**TO BE DONE:** Retype all of the data exactly as given.

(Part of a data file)

+-------+

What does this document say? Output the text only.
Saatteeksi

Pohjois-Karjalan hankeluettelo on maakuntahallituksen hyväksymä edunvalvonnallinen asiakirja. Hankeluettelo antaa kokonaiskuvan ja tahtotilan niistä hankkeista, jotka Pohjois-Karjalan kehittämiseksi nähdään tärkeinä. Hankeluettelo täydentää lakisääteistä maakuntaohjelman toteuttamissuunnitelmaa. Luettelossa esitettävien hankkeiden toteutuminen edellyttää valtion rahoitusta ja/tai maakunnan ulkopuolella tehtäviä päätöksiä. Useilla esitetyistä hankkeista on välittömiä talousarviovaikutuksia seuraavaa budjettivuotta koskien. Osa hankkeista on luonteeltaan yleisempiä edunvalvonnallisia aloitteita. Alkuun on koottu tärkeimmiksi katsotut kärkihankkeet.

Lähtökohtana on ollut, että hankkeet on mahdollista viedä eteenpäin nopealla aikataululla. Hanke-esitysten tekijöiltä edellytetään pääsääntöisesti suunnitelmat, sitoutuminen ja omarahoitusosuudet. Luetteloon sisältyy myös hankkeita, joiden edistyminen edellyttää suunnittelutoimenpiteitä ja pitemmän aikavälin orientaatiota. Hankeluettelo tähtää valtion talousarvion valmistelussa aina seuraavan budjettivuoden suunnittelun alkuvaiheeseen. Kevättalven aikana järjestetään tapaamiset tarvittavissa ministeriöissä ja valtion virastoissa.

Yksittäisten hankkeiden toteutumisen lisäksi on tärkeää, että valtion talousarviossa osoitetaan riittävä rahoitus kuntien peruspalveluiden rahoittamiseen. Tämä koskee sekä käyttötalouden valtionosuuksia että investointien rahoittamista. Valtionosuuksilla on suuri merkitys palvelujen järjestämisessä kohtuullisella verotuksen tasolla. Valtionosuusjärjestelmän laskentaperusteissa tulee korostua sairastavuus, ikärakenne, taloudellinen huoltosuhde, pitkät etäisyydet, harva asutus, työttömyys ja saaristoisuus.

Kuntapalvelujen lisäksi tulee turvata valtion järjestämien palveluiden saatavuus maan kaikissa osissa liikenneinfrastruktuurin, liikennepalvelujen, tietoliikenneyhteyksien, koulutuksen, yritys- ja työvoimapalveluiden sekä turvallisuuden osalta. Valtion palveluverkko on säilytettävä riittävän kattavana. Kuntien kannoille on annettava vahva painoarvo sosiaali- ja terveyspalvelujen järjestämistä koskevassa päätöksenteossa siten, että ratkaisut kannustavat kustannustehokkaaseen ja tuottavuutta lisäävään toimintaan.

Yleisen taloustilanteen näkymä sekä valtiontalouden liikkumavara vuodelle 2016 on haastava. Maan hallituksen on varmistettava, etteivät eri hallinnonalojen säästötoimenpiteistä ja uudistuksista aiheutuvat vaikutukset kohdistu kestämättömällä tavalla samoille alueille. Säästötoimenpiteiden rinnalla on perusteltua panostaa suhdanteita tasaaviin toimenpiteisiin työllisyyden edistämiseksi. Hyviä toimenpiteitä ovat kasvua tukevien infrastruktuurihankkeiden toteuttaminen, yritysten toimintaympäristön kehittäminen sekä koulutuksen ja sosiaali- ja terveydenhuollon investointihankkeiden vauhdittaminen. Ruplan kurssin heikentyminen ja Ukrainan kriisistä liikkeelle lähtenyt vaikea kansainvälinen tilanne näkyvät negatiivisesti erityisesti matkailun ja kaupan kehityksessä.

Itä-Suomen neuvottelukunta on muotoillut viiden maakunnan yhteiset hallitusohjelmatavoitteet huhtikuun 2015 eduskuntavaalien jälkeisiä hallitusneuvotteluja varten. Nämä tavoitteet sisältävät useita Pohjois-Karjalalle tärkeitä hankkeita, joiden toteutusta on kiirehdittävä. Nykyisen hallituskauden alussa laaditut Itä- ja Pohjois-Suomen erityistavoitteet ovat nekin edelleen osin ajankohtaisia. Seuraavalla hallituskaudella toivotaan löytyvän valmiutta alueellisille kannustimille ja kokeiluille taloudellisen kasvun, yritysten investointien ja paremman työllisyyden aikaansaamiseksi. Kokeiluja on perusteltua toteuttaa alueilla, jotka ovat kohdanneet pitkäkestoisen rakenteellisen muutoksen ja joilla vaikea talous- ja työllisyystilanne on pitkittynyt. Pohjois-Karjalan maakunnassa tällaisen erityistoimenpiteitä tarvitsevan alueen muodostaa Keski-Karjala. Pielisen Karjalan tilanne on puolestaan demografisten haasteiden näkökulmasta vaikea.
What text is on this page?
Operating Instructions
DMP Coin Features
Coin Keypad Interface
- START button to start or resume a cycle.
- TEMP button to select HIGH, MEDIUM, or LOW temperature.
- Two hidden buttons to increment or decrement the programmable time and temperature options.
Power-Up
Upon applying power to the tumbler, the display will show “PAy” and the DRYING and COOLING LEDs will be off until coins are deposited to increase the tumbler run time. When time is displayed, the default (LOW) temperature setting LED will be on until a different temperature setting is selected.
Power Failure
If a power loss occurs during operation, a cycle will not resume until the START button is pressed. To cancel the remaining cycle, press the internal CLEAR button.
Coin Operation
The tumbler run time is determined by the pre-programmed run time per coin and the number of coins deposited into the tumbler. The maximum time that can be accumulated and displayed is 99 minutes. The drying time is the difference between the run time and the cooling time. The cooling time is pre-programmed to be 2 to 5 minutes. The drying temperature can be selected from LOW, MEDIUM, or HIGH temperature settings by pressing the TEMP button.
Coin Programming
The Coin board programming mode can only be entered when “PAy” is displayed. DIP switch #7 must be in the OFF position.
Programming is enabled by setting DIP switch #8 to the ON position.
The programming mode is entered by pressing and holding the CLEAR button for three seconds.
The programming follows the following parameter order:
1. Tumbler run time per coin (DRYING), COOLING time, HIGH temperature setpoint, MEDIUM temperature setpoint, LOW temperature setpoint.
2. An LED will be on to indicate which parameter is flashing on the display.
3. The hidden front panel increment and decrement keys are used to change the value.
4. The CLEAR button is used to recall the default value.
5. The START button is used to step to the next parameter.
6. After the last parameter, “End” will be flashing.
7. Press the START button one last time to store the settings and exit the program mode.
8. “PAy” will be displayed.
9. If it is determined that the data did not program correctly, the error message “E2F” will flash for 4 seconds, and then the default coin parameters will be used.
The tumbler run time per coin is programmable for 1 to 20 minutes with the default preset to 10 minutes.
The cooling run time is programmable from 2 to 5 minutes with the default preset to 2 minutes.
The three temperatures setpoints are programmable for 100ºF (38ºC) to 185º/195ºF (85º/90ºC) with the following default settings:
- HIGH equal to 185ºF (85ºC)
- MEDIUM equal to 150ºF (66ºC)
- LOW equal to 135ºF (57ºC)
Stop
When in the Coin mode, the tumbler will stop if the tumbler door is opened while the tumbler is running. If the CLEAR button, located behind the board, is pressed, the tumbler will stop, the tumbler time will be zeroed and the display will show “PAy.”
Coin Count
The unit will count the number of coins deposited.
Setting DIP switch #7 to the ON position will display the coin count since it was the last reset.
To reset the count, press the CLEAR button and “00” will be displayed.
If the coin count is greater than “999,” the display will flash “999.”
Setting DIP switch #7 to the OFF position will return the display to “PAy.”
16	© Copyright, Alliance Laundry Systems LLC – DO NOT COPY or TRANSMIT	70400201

+-------+

**RESULT FOR THIS TASK:**
What does this document say? Output the text only.
Saatteeksi

Pohjois-Karjalan hankeluettelo on maakuntahallituksen hyväksymä edunvalvonnallinen asiakirja. Hankeluettelo antaa kokonaiskuvan ja tahtotilan niistä hankkeista, jotka Pohjois-Karjalan kehittämiseksi nähdään tärkeinä. Hankeluettelo täydentää lakisääteistä maakuntaohjelman toteuttamissuunnitelmaa. Luettelossa esitettävien hankkeiden toteutuminen edellyttää valtion rahoitusta ja/tai maakunnan ulkopuolella tehtäviä päätöksiä. Useilla esitetyistä hankkeista on välittömiä talousarviovaikutuksia seuraavaa budjettivuotta koskien. Osa hankkeista on luonteeltaan yleisempiä edunvalvonnallisia aloitteita. Alkuun on koottu tärkeimmiksi katsotut kärkihankkeet.

Lähtökohtana on ollut, että hankkeet on mahdollista viedä eteenpäin nopealla aikataululla. Hanke-esitysten tekijöiltä edellytetään pääsääntöisesti suunnitelmat, sitoutuminen ja omarahoitusosuudet. Luetteloon sisältyy myös hankkeita, joiden edistyminen edellyttää suunnittelutoimenpiteitä ja pitemmän aikavälin orientaatiota. Hankeluettelo tähtää valtion talousarvion valmistelussa aina seuraavan budjettivuoden suunnittelun alkuvaiheeseen. Kevättalven aikana järjestetään tapaamiset tarvittavissa ministeriöissä ja valtion virastoissa.

Yksittäisten hankkeiden toteutumisen lisäksi on tärkeää, että valtion talousarviossa osoitetaan riittävä rahoitus kuntien peruspalveluiden rahoittamiseen. Tämä koskee sekä käyttötalouden valtionosuuksia että investointien rahoittamista. Valtionosuuksilla on suuri merkitys palvelujen järjestämisessä kohtuullisella verotuksen tasolla. Valtionosuusjärjestelmän laskentaperusteissa tulee korostua sairastavuus, ikärakenne, taloudellinen huoltosuhde, pitkät etäisyydet, harva asutus, työttömyys ja saaristoisuus.

Kuntapalvelujen lisäksi tulee turvata valtion järjestämien palveluiden saatavuus maan kaikissa osissa liikenneinfrastruktuurin, liikennepalvelujen, tietoliikenneyhteyksien, koulutuksen, yritys- ja työvoimapalveluiden sekä turvallisuuden osalta. Valtion palveluverkko on säilytettävä riittävän kattavana. Kuntien kannoille on annettava vahva painoarvo sosiaali- ja terveyspalvelujen järjestämistä koskevassa päätöksenteossa siten, että ratkaisut kannustavat kustannustehokkaaseen ja tuottavuutta lisäävään toimintaan.

Yleisen taloustilanteen näkymä sekä valtiontalouden liikkumavara vuodelle 2016 on haastava. Maan hallituksen on varmistettava, etteivät eri hallinnonalojen säästötoimenpiteistä ja uudistuksista aiheutuvat vaikutukset kohdistu kestämättömällä tavalla samoille alueille. Säästötoimenpiteiden rinnalla on perusteltua panostaa suhdanteita tasaaviin toimenpiteisiin työllisyyden edistämiseksi. Hyviä toimenpiteitä ovat kasvua tukevien infrastruktuurihankkeiden toteuttaminen, yritysten toimintaympäristön kehittäminen sekä koulutuksen ja sosiaali- ja terveydenhuollon investointihankkeiden vauhdittaminen. Ruplan kurssin heikentyminen ja Ukrainan kriisistä liikkeelle lähtenyt vaikea kansainvälinen tilanne näkyvät negatiivisesti erityisesti matkailun ja kaupan kehityksessä.

Itä-Suomen neuvottelukunta on muotoillut viiden maakunnan yhteiset hallitusohjelmatavoitteet huhtikuun 2015 eduskuntavaalien jälkeisiä hallitusneuvotteluja varten. Nämä tavoitteet sisältävät useita Pohjois-Karjalalle tärkeitä hankkeita, joiden toteutusta on kiirehdittävä. Nykyisen hallituskauden alussa laaditut Itä- ja Pohjois-Suomen erityistavoitteet ovat nekin edelleen osin ajankohtaisia. Seuraavalla hallituskaudella toivotaan löytyvän valmiutta alueellisille kannustimille ja kokeiluille taloudellisen kasvun, yritysten investointien ja paremman työllisyyden aikaansaamiseksi. Kokeiluja on perusteltua toteuttaa alueilla, jotka ovat kohdanneet pitkäkestoisen rakenteellisen muutoksen ja joilla vaikea talous- ja työllisyystilanne on pitkittynyt. Pohjois-Karjalan maakunnassa tällaisen erityistoimenpiteitä tarvitsevan alueen muodostaa Keski-Karjala. Pielisen Karjalan tilanne on puolestaan demografisten haasteiden näkökulmasta vaikea.
What text is on this page?
Operating Instructions
DMP Coin Features
Coin Keypad Interface
- START button to start or resume a cycle.
- TEMP button to select HIGH, MEDIUM, or LOW temperature.
- Two hidden buttons to increment or decrement the programmable time and temperature options.
Power-Up
Upon applying power to the tumbler, the display will show “PAy” and the DRYING and COOLING LEDs will be off until coins are deposited to increase the tumbler run time. When time is displayed, the default (LOW) temperature setting LED will be on until a different temperature setting is selected.
Power Failure
If a power loss occurs during operation, a cycle will not resume until the START button is pressed. To cancel the remaining cycle, press the internal CLEAR button.
Coin Operation
The tumbler run time is determined by the pre-programmed run time per coin and the number of coins deposited into the tumbler. The maximum time that can be accumulated and displayed is 99 minutes. The drying time is the difference between the run time and the cooling time. The cooling time is pre-programmed to be 2 to 5 minutes. The drying temperature can be selected from LOW, MEDIUM, or HIGH temperature settings by pressing the TEMP button.
Coin Programming
The Coin board programming mode can only be entered when “PAy” is displayed. DIP switch #7 must be in the OFF position.
Programming is enabled by setting DIP switch #8 to the ON position.
The programming mode is entered by pressing and holding the CLEAR button for three seconds.
The programming follows the following parameter order:
1. Tumbler run time per coin (DRYING), COOLING time, HIGH temperature setpoint, MEDIUM temperature setpoint, LOW temperature setpoint.
2. An LED will be on to indicate which parameter is flashing on the display.
3. The hidden front panel increment and decrement keys are used to change the value.
4. The CLEAR button is used to recall the default value.
5. The START button is used to step to the next parameter.
6. After the last parameter, “End” will be flashing.
7. Press the START button one last time to store the settings and exit the program mode.
8. “PAy” will be displayed.
9. If it is determined that the data did not program correctly, the error message “E2F” will flash for 4 seconds, and then the default coin parameters will be used.
The tumbler run time per coin is programmable for 1 to 20 minutes with the default preset to 10 minutes.
The cooling run time is programmable from 2 to 5 minutes with the default preset to 2 minutes.
The three temperatures setpoints are programmable for 100ºF (38ºC) to 185º/195ºF (85º/90ºC) with the following default settings:
- HIGH equal to 185ºF (85ºC)
- MEDIUM equal to 150ºF (66ºC)
- LOW equal to 135ºF (57ºC)
Stop
When in the Coin mode, the tumbler will stop if the tumbler door is opened while the tumbler is running. If the CLEAR button, located behind the board, is pressed, the tumbler will stop, the tumbler time will be zeroed and the display will show “PAy.”
Coin Count
The unit will count the number of coins deposited.
Setting DIP switch #7 to the ON position will display the coin count since it was the last reset.
To reset the count, press the CLEAR button and “00” will be displayed.
If the coin count is greater than “999,” the display will flash “999.”
Setting DIP switch #7 to the OFF position will return the display to “PAy.”
16	© Copyright, Alliance Laundry Systems LLC – DO NOT COPY or TRANSMIT	70400201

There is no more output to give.